**GOAL**
Print all entries word for word.

----------------

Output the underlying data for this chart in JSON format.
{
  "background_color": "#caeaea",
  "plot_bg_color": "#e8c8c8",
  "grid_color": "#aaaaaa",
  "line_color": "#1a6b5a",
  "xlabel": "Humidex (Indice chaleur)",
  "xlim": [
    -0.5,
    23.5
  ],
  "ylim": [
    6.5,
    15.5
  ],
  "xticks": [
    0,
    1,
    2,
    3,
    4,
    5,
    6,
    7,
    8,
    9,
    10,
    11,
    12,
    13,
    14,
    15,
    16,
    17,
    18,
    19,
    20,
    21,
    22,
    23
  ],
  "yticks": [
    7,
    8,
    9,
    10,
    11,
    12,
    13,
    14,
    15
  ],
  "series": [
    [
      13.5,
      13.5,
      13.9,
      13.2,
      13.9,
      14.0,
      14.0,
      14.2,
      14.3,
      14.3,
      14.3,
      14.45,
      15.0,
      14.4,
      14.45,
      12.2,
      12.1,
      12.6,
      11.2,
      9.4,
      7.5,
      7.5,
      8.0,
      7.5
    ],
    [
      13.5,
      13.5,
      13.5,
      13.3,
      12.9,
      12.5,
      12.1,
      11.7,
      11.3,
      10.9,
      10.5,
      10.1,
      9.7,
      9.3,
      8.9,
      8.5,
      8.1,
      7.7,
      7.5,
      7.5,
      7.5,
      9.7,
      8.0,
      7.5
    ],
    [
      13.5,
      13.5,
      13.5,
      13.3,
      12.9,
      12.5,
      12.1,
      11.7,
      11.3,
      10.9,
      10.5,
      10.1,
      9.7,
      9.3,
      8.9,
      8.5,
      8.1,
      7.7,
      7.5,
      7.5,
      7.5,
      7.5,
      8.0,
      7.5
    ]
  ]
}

----------------

**THE ANSWER**
Output the underlying data for this chart in JSON format.
{
  "background_color": "#caeaea",
  "plot_bg_color": "#e8c8c8",
  "grid_color": "#aaaaaa",
  "line_color": "#1a6b5a",
  "xlabel": "Humidex (Indice chaleur)",
  "xlim": [
    -0.5,
    23.5
  ],
  "ylim": [
    6.5,
    15.5
  ],
  "xticks": [
    0,
    1,
    2,
    3,
    4,
    5,
    6,
    7,
    8,
    9,
    10,
    11,
    12,
    13,
    14,
    15,
    16,
    17,
    18,
    19,
    20,
    21,
    22,
    23
  ],
  "yticks": [
    7,
    8,
    9,
    10,
    11,
    12,
    13,
    14,
    15
  ],
  "series": [
    [
      13.5,
      13.5,
      13.9,
      13.2,
      13.9,
      14.0,
      14.0,
      14.2,
      14.3,
      14.3,
      14.3,
      14.45,
      15.0,
      14.4,
      14.45,
      12.2,
      12.1,
      12.6,
      11.2,
      9.4,
      7.5,
      7.5,
      8.0,
      7.5
    ],
    [
      13.5,
      13.5,
      13.5,
      13.3,
      12.9,
      12.5,
      12.1,
      11.7,
      11.3,
      10.9,
      10.5,
      10.1,
      9.7,
      9.3,
      8.9,
      8.5,
      8.1,
      7.7,
      7.5,
      7.5,
      7.5,
      9.7,
      8.0,
      7.5
    ],
    [
      13.5,
      13.5,
      13.5,
      13.3,
      12.9,
      12.5,
      12.1,
      11.7,
      11.3,
      10.9,
      10.5,
      10.1,
      9.7,
      9.3,
      8.9,
      8.5,
      8.1,
      7.7,
      7.5,
      7.5,
      7.5,
      7.5,
      8.0,
      7.5
    ]
  ]
}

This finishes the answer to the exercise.